■ **WHAT TO WORK ON**: Drop the pictures, then extract the listing word for word.

[Data items]
--- --- ---

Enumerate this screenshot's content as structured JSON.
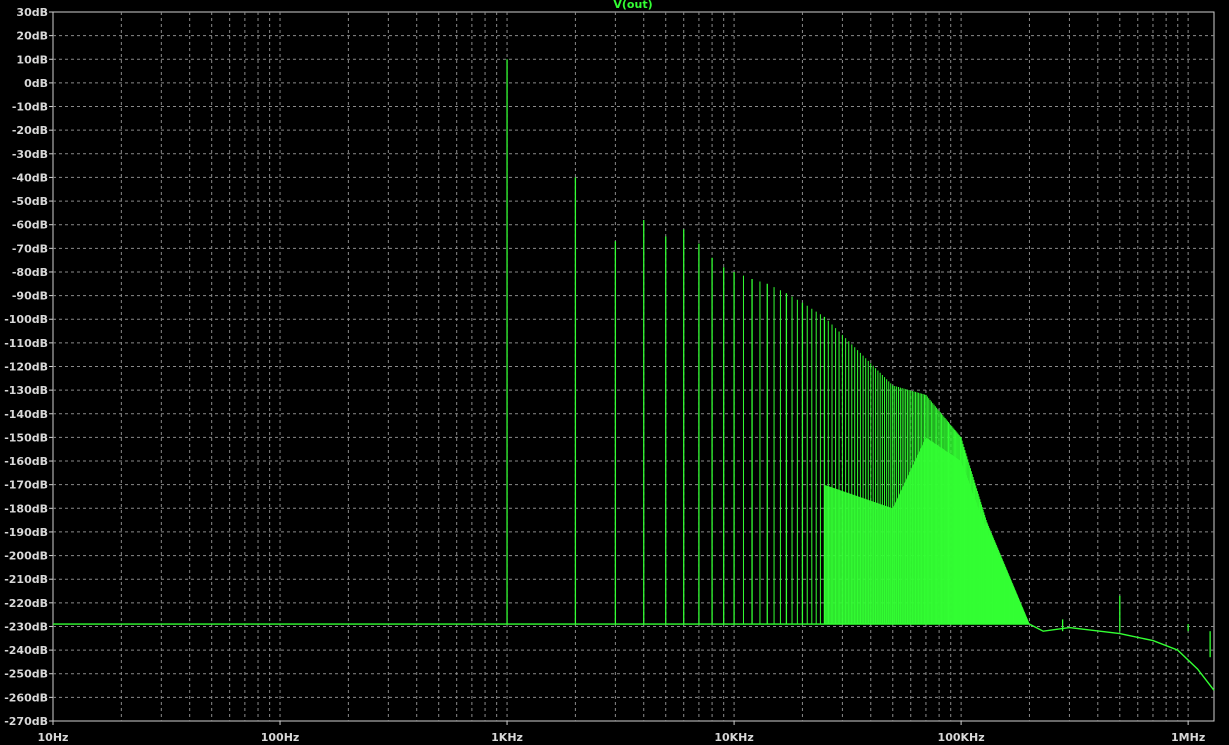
{
  "colors": {
    "background": "#000000",
    "trace": "#33ff33",
    "grid": "#8a8a8a",
    "axis": "#cfcfcf",
    "text": "#d8d8d8"
  },
  "chart_data": {
    "type": "line",
    "title": "V(out)",
    "x_scale": "log",
    "xlim": [
      10,
      1300000
    ],
    "ylim": [
      -270,
      30
    ],
    "grid": true,
    "x_ticks": [
      {
        "value": 10,
        "label": "10Hz"
      },
      {
        "value": 100,
        "label": "100Hz"
      },
      {
        "value": 1000,
        "label": "1KHz"
      },
      {
        "value": 10000,
        "label": "10KHz"
      },
      {
        "value": 100000,
        "label": "100KHz"
      },
      {
        "value": 1000000,
        "label": "1MHz"
      }
    ],
    "y_ticks": [
      {
        "value": 30,
        "label": "30dB"
      },
      {
        "value": 20,
        "label": "20dB"
      },
      {
        "value": 10,
        "label": "10dB"
      },
      {
        "value": 0,
        "label": "0dB"
      },
      {
        "value": -10,
        "label": "-10dB"
      },
      {
        "value": -20,
        "label": "-20dB"
      },
      {
        "value": -30,
        "label": "-30dB"
      },
      {
        "value": -40,
        "label": "-40dB"
      },
      {
        "value": -50,
        "label": "-50dB"
      },
      {
        "value": -60,
        "label": "-60dB"
      },
      {
        "value": -70,
        "label": "-70dB"
      },
      {
        "value": -80,
        "label": "-80dB"
      },
      {
        "value": -90,
        "label": "-90dB"
      },
      {
        "value": -100,
        "label": "-100dB"
      },
      {
        "value": -110,
        "label": "-110dB"
      },
      {
        "value": -120,
        "label": "-120dB"
      },
      {
        "value": -130,
        "label": "-130dB"
      },
      {
        "value": -140,
        "label": "-140dB"
      },
      {
        "value": -150,
        "label": "-150dB"
      },
      {
        "value": -160,
        "label": "-160dB"
      },
      {
        "value": -170,
        "label": "-170dB"
      },
      {
        "value": -180,
        "label": "-180dB"
      },
      {
        "value": -190,
        "label": "-190dB"
      },
      {
        "value": -200,
        "label": "-200dB"
      },
      {
        "value": -210,
        "label": "-210dB"
      },
      {
        "value": -220,
        "label": "-220dB"
      },
      {
        "value": -230,
        "label": "-230dB"
      },
      {
        "value": -240,
        "label": "-240dB"
      },
      {
        "value": -250,
        "label": "-250dB"
      },
      {
        "value": -260,
        "label": "-260dB"
      },
      {
        "value": -270,
        "label": "-270dB"
      }
    ],
    "noise_floor": [
      {
        "x": 10,
        "y": -229
      },
      {
        "x": 200000,
        "y": -229
      },
      {
        "x": 230000,
        "y": -232
      },
      {
        "x": 300000,
        "y": -230.5
      },
      {
        "x": 500000,
        "y": -233
      },
      {
        "x": 700000,
        "y": -236
      },
      {
        "x": 900000,
        "y": -240
      },
      {
        "x": 1100000,
        "y": -248
      },
      {
        "x": 1300000,
        "y": -257
      }
    ],
    "harmonics": [
      {
        "x": 1000,
        "peak": 10,
        "low": -50
      },
      {
        "x": 2000,
        "peak": -40,
        "low": -133
      },
      {
        "x": 3000,
        "peak": -67,
        "low": -148
      },
      {
        "x": 4000,
        "peak": -58
      },
      {
        "x": 5000,
        "peak": -65
      },
      {
        "x": 6000,
        "peak": -62
      },
      {
        "x": 7000,
        "peak": -68
      },
      {
        "x": 8000,
        "peak": -74
      },
      {
        "x": 9000,
        "peak": -78
      },
      {
        "x": 10000,
        "peak": -80
      },
      {
        "x": 12000,
        "peak": -83,
        "low": -160
      },
      {
        "x": 14000,
        "peak": -85,
        "low": -162
      },
      {
        "x": 17000,
        "peak": -89,
        "low": -163
      },
      {
        "x": 20000,
        "peak": -93,
        "low": -166
      },
      {
        "x": 25000,
        "peak": -99,
        "low": -170
      },
      {
        "x": 50000,
        "peak": -128,
        "low": -180
      },
      {
        "x": 70000,
        "peak": -132,
        "low": -150
      },
      {
        "x": 100000,
        "peak": -150,
        "low": -160
      },
      {
        "x": 130000,
        "peak": -186,
        "low": -190
      },
      {
        "x": 200000,
        "peak": -229
      }
    ],
    "spurs": [
      {
        "x": 280000,
        "peak": -227
      },
      {
        "x": 500000,
        "peak": -217
      },
      {
        "x": 1000000,
        "peak": -229
      },
      {
        "x": 1250000,
        "peak": -243
      }
    ]
  }
}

--- --- ---

■ **WRITTEN RESPONSE**:
Enumerate this screenshot's content as structured JSON.
{
  "colors": {
    "background": "#000000",
    "trace": "#33ff33",
    "grid": "#8a8a8a",
    "axis": "#cfcfcf",
    "text": "#d8d8d8"
  },
  "chart_data": {
    "type": "line",
    "title": "V(out)",
    "x_scale": "log",
    "xlim": [
      10,
      1300000
    ],
    "ylim": [
      -270,
      30
    ],
    "grid": true,
    "x_ticks": [
      {
        "value": 10,
        "label": "10Hz"
      },
      {
        "value": 100,
        "label": "100Hz"
      },
      {
        "value": 1000,
        "label": "1KHz"
      },
      {
        "value": 10000,
        "label": "10KHz"
      },
      {
        "value": 100000,
        "label": "100KHz"
      },
      {
        "value": 1000000,
        "label": "1MHz"
      }
    ],
    "y_ticks": [
      {
        "value": 30,
        "label": "30dB"
      },
      {
        "value": 20,
        "label": "20dB"
      },
      {
        "value": 10,
        "label": "10dB"
      },
      {
        "value": 0,
        "label": "0dB"
      },
      {
        "value": -10,
        "label": "-10dB"
      },
      {
        "value": -20,
        "label": "-20dB"
      },
      {
        "value": -30,
        "label": "-30dB"
      },
      {
        "value": -40,
        "label": "-40dB"
      },
      {
        "value": -50,
        "label": "-50dB"
      },
      {
        "value": -60,
        "label": "-60dB"
      },
      {
        "value": -70,
        "label": "-70dB"
      },
      {
        "value": -80,
        "label": "-80dB"
      },
      {
        "value": -90,
        "label": "-90dB"
      },
      {
        "value": -100,
        "label": "-100dB"
      },
      {
        "value": -110,
        "label": "-110dB"
      },
      {
        "value": -120,
        "label": "-120dB"
      },
      {
        "value": -130,
        "label": "-130dB"
      },
      {
        "value": -140,
        "label": "-140dB"
      },
      {
        "value": -150,
        "label": "-150dB"
      },
      {
        "value": -160,
        "label": "-160dB"
      },
      {
        "value": -170,
        "label": "-170dB"
      },
      {
        "value": -180,
        "label": "-180dB"
      },
      {
        "value": -190,
        "label": "-190dB"
      },
      {
        "value": -200,
        "label": "-200dB"
      },
      {
        "value": -210,
        "label": "-210dB"
      },
      {
        "value": -220,
        "label": "-220dB"
      },
      {
        "value": -230,
        "label": "-230dB"
      },
      {
        "value": -240,
        "label": "-240dB"
      },
      {
        "value": -250,
        "label": "-250dB"
      },
      {
        "value": -260,
        "label": "-260dB"
      },
      {
        "value": -270,
        "label": "-270dB"
      }
    ],
    "noise_floor": [
      {
        "x": 10,
        "y": -229
      },
      {
        "x": 200000,
        "y": -229
      },
      {
        "x": 230000,
        "y": -232
      },
      {
        "x": 300000,
        "y": -230.5
      },
      {
        "x": 500000,
        "y": -233
      },
      {
        "x": 700000,
        "y": -236
      },
      {
        "x": 900000,
        "y": -240
      },
      {
        "x": 1100000,
        "y": -248
      },
      {
        "x": 1300000,
        "y": -257
      }
    ],
    "harmonics": [
      {
        "x": 1000,
        "peak": 10,
        "low": -50
      },
      {
        "x": 2000,
        "peak": -40,
        "low": -133
      },
      {
        "x": 3000,
        "peak": -67,
        "low": -148
      },
      {
        "x": 4000,
        "peak": -58
      },
      {
        "x": 5000,
        "peak": -65
      },
      {
        "x": 6000,
        "peak": -62
      },
      {
        "x": 7000,
        "peak": -68
      },
      {
        "x": 8000,
        "peak": -74
      },
      {
        "x": 9000,
        "peak": -78
      },
      {
        "x": 10000,
        "peak": -80
      },
      {
        "x": 12000,
        "peak": -83,
        "low": -160
      },
      {
        "x": 14000,
        "peak": -85,
        "low": -162
      },
      {
        "x": 17000,
        "peak": -89,
        "low": -163
      },
      {
        "x": 20000,
        "peak": -93,
        "low": -166
      },
      {
        "x": 25000,
        "peak": -99,
        "low": -170
      },
      {
        "x": 50000,
        "peak": -128,
        "low": -180
      },
      {
        "x": 70000,
        "peak": -132,
        "low": -150
      },
      {
        "x": 100000,
        "peak": -150,
        "low": -160
      },
      {
        "x": 130000,
        "peak": -186,
        "low": -190
      },
      {
        "x": 200000,
        "peak": -229
      }
    ],
    "spurs": [
      {
        "x": 280000,
        "peak": -227
      },
      {
        "x": 500000,
        "peak": -217
      },
      {
        "x": 1000000,
        "peak": -229
      },
      {
        "x": 1250000,
        "peak": -243
      }
    ]
  }
}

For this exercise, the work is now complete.